• REQUIRED WORK:
Reproduce the listing word for word. Skip any image.

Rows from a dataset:
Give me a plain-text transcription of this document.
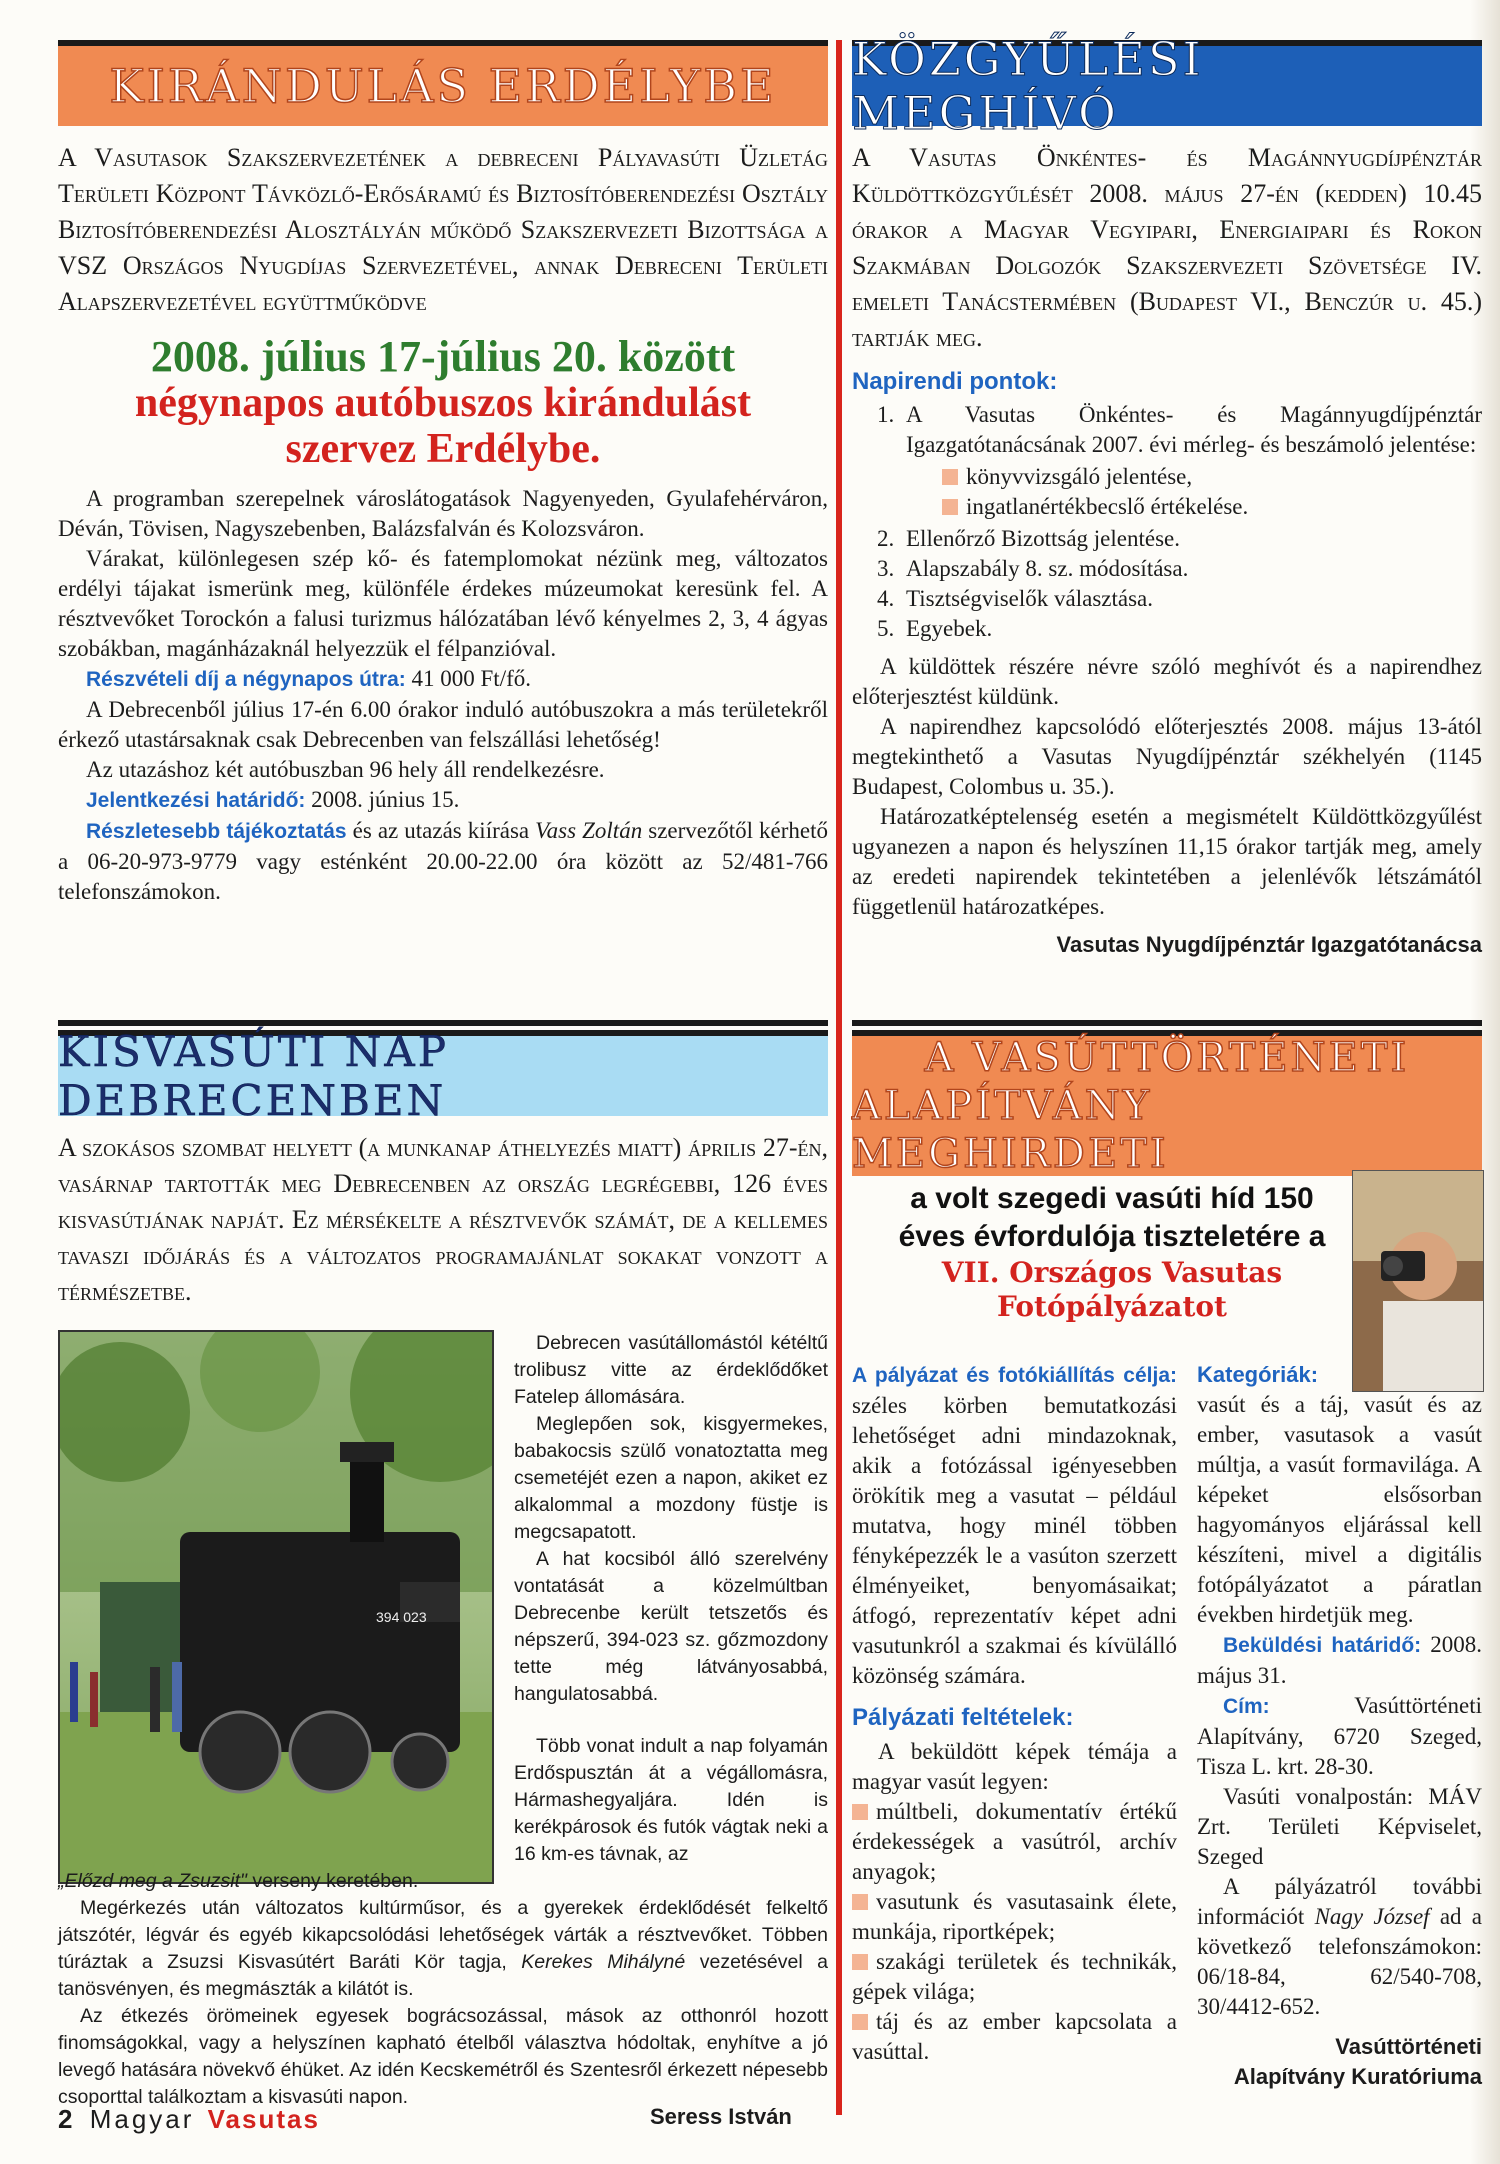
KIRÁNDULÁS ERDÉLYBE

A Vasutasok Szakszervezetének a debreceni Pályavasúti Üzletág Területi Központ Távközlő-Erősáramú és Biztosítóberendezési Osztály Biztosítóberendezési Alosztályán működő Szakszervezeti Bizottsága a VSZ Országos Nyugdíjas Szervezetével, annak Debreceni Területi Alapszervezetével együttműködve

2008. július 17-július 20. között
négynapos autóbuszos kirándulást
szervez Erdélybe.

A programban szerepelnek városlátogatások Nagyenyeden, Gyulafehérváron, Déván, Tövisen, Nagyszebenben, Balázsfalván és Kolozsváron.

Várakat, különlegesen szép kő- és fatemplomokat nézünk meg, változatos erdélyi tájakat ismerünk meg, különféle érdekes múzeumokat keresünk fel. A résztvevőket Torockón a falusi turizmus hálózatában lévő kényelmes 2, 3, 4 ágyas szobákban, magánházaknál helyezzük el félpanzióval.

Részvételi díj a négynapos útra: 41 000 Ft/fő.

A Debrecenből július 17-én 6.00 órakor induló autóbuszokra a más területekről érkező utastársaknak csak Debrecenben van felszállási lehetőség!

Az utazáshoz két autóbuszban 96 hely áll rendelkezésre.

Jelentkezési határidő: 2008. június 15.

Részletesebb tájékoztatás és az utazás kiírása Vass Zoltán szervezőtől kérhető a 06-20-973-9779 vagy esténként 20.00-22.00 óra között az 52/481-766 telefonszámokon.

KÖZGYŰLÉSI MEGHÍVÓ

A Vasutas Önkéntes- és Magánnyugdíjpénztár Küldöttközgyűlését 2008. május 27-én (kedden) 10.45 órakor a Magyar Vegyipari, Energiaipari és Rokon Szakmában Dolgozók Szakszervezeti Szövetsége IV. emeleti Tanácstermében (Budapest VI., Benczúr u. 45.) tartják meg.

Napirendi pontok:
1. A Vasutas Önkéntes- és Magánnyugdíjpénztár Igazgatótanácsának 2007. évi mérleg- és beszámoló jelentése:
könyvvizsgáló jelentése,
ingatlanértékbecslő értékelése.
2. Ellenőrző Bizottság jelentése.
3. Alapszabály 8. sz. módosítása.
4. Tisztségviselők választása.
5. Egyebek.

A küldöttek részére névre szóló meghívót és a napirendhez előterjesztést küldünk.

A napirendhez kapcsolódó előterjesztés 2008. május 13-ától megtekinthető a Vasutas Nyugdíjpénztár székhelyén (1145 Budapest, Colombus u. 35.).

Határozatképtelenség esetén a megismételt Küldöttközgyűlést ugyanezen a napon és helyszínen 11,15 órakor tartják meg, amely az eredeti napirendek tekintetében a jelenlévők létszámától függetlenül határozatképes.

Vasutas Nyugdíjpénztár Igazgatótanácsa
KISVASÚTI NAP DEBRECENBEN

A szokásos szombat helyett (a munkanap áthelyezés miatt) április 27-én, vasárnap tartották meg Debrecenben az ország legrégebbi, 126 éves kisvasútjának napját. Ez mérsékelte a résztvevők számát, de a kellemes tavaszi időjárás és a változatos programajánlat sokakat vonzott a térmészetbe.

394 023

Debrecen vasútállomástól kétéltű trolibusz vitte az érdeklődőket Fatelep állomására.

Meglepően sok, kisgyermekes, babakocsis szülő vonatoztatta meg csemetéjét ezen a napon, akiket ez alkalommal a mozdony füstje is megcsapatott.

A hat kocsiból álló szerelvény vontatását a közelmúltban Debrecenbe került tetszetős és népszerű, 394-023 sz. gőzmozdony tette még látványosabbá, hangulatosabbá.

Több vonat indult a nap folyamán Erdőspusztán át a végállomásra, Hármashegyaljára. Idén is kerékpárosok és futók vágtak neki a 16 km-es távnak, az

„Előzd meg a Zsuzsit" verseny keretében.

Megérkezés után változatos kultúrműsor, és a gyerekek érdeklődését felkeltő játszótér, légvár és egyéb kikapcsolódási lehetőségek várták a résztvevőket. Többen túráztak a Zsuzsi Kisvasútért Baráti Kör tagja, Kerekes Mihályné vezetésével a tanösvényen, és megmászták a kilátót is.

Az étkezés örömeinek egyesek bográcsozással, mások az otthonról hozott finomságokkal, vagy a helyszínen kapható ételből választva hódoltak, enyhítve a jó levegő hatására növekvő éhüket. Az idén Kecskemétről és Szentesről érkezett népesebb csoporttal találkoztam a kisvasúti napon.

A VASÚTTÖRTÉNETI
ALAPÍTVÁNY MEGHIRDETI
a volt szegedi vasúti híd 150
éves évfordulója tiszteletére a
VII. Országos Vasutas
Fotópályázatot

A pályázat és fotókiállítás célja: széles körben bemutatkozási lehetőséget adni mindazoknak, akik a fotózással igényesebben örökítik meg a vasutat – például mutatva, hogy minél többen fényképezzék le a vasúton szerzett élményeiket, benyomásaikat; átfogó, reprezentatív képet adni vasutunkról a szakmai és kívülálló közönség számára.

Pályázati feltételek:

A beküldött képek témája a magyar vasút legyen:

múltbeli, dokumentatív értékű érdekességek a vasútról, archív anyagok;
vasutunk és vasutasaink élete, munkája, riportképek;
szakági területek és technikák, gépek világa;
táj és az ember kapcsolata a vasúttal.
Kategóriák:

vasút és a táj, vasút és az ember, vasutasok a vasút múltja, a vasút formavilága. A képeket elsősorban hagyományos eljárással kell készíteni, mivel a digitális fotópályázatot a páratlan években hirdetjük meg.

Beküldési határidő: 2008. május 31.

Cím:	Vasúttörténeti Alapítvány, 6720 Szeged, Tisza L. krt. 28-30.

Vasúti vonalpostán: MÁV Zrt. Területi Képviselet, Szeged

A pályázatról további információt Nagy József ad a következő telefonszámokon: 06/18-84, 62/540-708, 30/4412-652.

Vasúttörténeti
Alapítvány Kuratóriuma
2 Magyar Vasutas	Seress István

• RESULT BELOW:
Give me a plain-text transcription of this document.
KIRÁNDULÁS ERDÉLYBE

A Vasutasok Szakszervezetének a debreceni Pályavasúti Üzletág Területi Központ Távközlő-Erősáramú és Biztosítóberendezési Osztály Biztosítóberendezési Alosztályán működő Szakszervezeti Bizottsága a VSZ Országos Nyugdíjas Szervezetével, annak Debreceni Területi Alapszervezetével együttműködve

2008. július 17-július 20. között
négynapos autóbuszos kirándulást
szervez Erdélybe.

A programban szerepelnek városlátogatások Nagyenyeden, Gyulafehérváron, Déván, Tövisen, Nagyszebenben, Balázsfalván és Kolozsváron.

Várakat, különlegesen szép kő- és fatemplomokat nézünk meg, változatos erdélyi tájakat ismerünk meg, különféle érdekes múzeumokat keresünk fel. A résztvevőket Torockón a falusi turizmus hálózatában lévő kényelmes 2, 3, 4 ágyas szobákban, magánházaknál helyezzük el félpanzióval.

Részvételi díj a négynapos útra: 41 000 Ft/fő.

A Debrecenből július 17-én 6.00 órakor induló autóbuszokra a más területekről érkező utastársaknak csak Debrecenben van felszállási lehetőség!

Az utazáshoz két autóbuszban 96 hely áll rendelkezésre.

Jelentkezési határidő: 2008. június 15.

Részletesebb tájékoztatás és az utazás kiírása Vass Zoltán szervezőtől kérhető a 06-20-973-9779 vagy esténként 20.00-22.00 óra között az 52/481-766 telefonszámokon.

KÖZGYŰLÉSI MEGHÍVÓ

A Vasutas Önkéntes- és Magánnyugdíjpénztár Küldöttközgyűlését 2008. május 27-én (kedden) 10.45 órakor a Magyar Vegyipari, Energiaipari és Rokon Szakmában Dolgozók Szakszervezeti Szövetsége IV. emeleti Tanácstermében (Budapest VI., Benczúr u. 45.) tartják meg.

Napirendi pontok:
1. A Vasutas Önkéntes- és Magánnyugdíjpénztár Igazgatótanácsának 2007. évi mérleg- és beszámoló jelentése:
könyvvizsgáló jelentése,
ingatlanértékbecslő értékelése.
2. Ellenőrző Bizottság jelentése.
3. Alapszabály 8. sz. módosítása.
4. Tisztségviselők választása.
5. Egyebek.

A küldöttek részére névre szóló meghívót és a napirendhez előterjesztést küldünk.

A napirendhez kapcsolódó előterjesztés 2008. május 13-ától megtekinthető a Vasutas Nyugdíjpénztár székhelyén (1145 Budapest, Colombus u. 35.).

Határozatképtelenség esetén a megismételt Küldöttközgyűlést ugyanezen a napon és helyszínen 11,15 órakor tartják meg, amely az eredeti napirendek tekintetében a jelenlévők létszámától függetlenül határozatképes.

Vasutas Nyugdíjpénztár Igazgatótanácsa
KISVASÚTI NAP DEBRECENBEN

A szokásos szombat helyett (a munkanap áthelyezés miatt) április 27-én, vasárnap tartották meg Debrecenben az ország legrégebbi, 126 éves kisvasútjának napját. Ez mérsékelte a résztvevők számát, de a kellemes tavaszi időjárás és a változatos programajánlat sokakat vonzott a térmészetbe.

394 023

Debrecen vasútállomástól kétéltű trolibusz vitte az érdeklődőket Fatelep állomására.

Meglepően sok, kisgyermekes, babakocsis szülő vonatoztatta meg csemetéjét ezen a napon, akiket ez alkalommal a mozdony füstje is megcsapatott.

A hat kocsiból álló szerelvény vontatását a közelmúltban Debrecenbe került tetszetős és népszerű, 394-023 sz. gőzmozdony tette még látványosabbá, hangulatosabbá.

Több vonat indult a nap folyamán Erdőspusztán át a végállomásra, Hármashegyaljára. Idén is kerékpárosok és futók vágtak neki a 16 km-es távnak, az

„Előzd meg a Zsuzsit" verseny keretében.

Megérkezés után változatos kultúrműsor, és a gyerekek érdeklődését felkeltő játszótér, légvár és egyéb kikapcsolódási lehetőségek várták a résztvevőket. Többen túráztak a Zsuzsi Kisvasútért Baráti Kör tagja, Kerekes Mihályné vezetésével a tanösvényen, és megmászták a kilátót is.

Az étkezés örömeinek egyesek bográcsozással, mások az otthonról hozott finomságokkal, vagy a helyszínen kapható ételből választva hódoltak, enyhítve a jó levegő hatására növekvő éhüket. Az idén Kecskemétről és Szentesről érkezett népesebb csoporttal találkoztam a kisvasúti napon.

A VASÚTTÖRTÉNETI
ALAPÍTVÁNY MEGHIRDETI
a volt szegedi vasúti híd 150
éves évfordulója tiszteletére a
VII. Országos Vasutas
Fotópályázatot

A pályázat és fotókiállítás célja: széles körben bemutatkozási lehetőséget adni mindazoknak, akik a fotózással igényesebben örökítik meg a vasutat – például mutatva, hogy minél többen fényképezzék le a vasúton szerzett élményeiket, benyomásaikat; átfogó, reprezentatív képet adni vasutunkról a szakmai és kívülálló közönség számára.

Pályázati feltételek:

A beküldött képek témája a magyar vasút legyen:

múltbeli, dokumentatív értékű érdekességek a vasútról, archív anyagok;
vasutunk és vasutasaink élete, munkája, riportképek;
szakági területek és technikák, gépek világa;
táj és az ember kapcsolata a vasúttal.
Kategóriák:

vasút és a táj, vasút és az ember, vasutasok a vasút múltja, a vasút formavilága. A képeket elsősorban hagyományos eljárással kell készíteni, mivel a digitális fotópályázatot a páratlan években hirdetjük meg.

Beküldési határidő: 2008. május 31.

Cím:	Vasúttörténeti Alapítvány, 6720 Szeged, Tisza L. krt. 28-30.

Vasúti vonalpostán: MÁV Zrt. Területi Képviselet, Szeged

A pályázatról további információt Nagy József ad a következő telefonszámokon: 06/18-84, 62/540-708, 30/4412-652.

Vasúttörténeti
Alapítvány Kuratóriuma
2 Magyar Vasutas	Seress István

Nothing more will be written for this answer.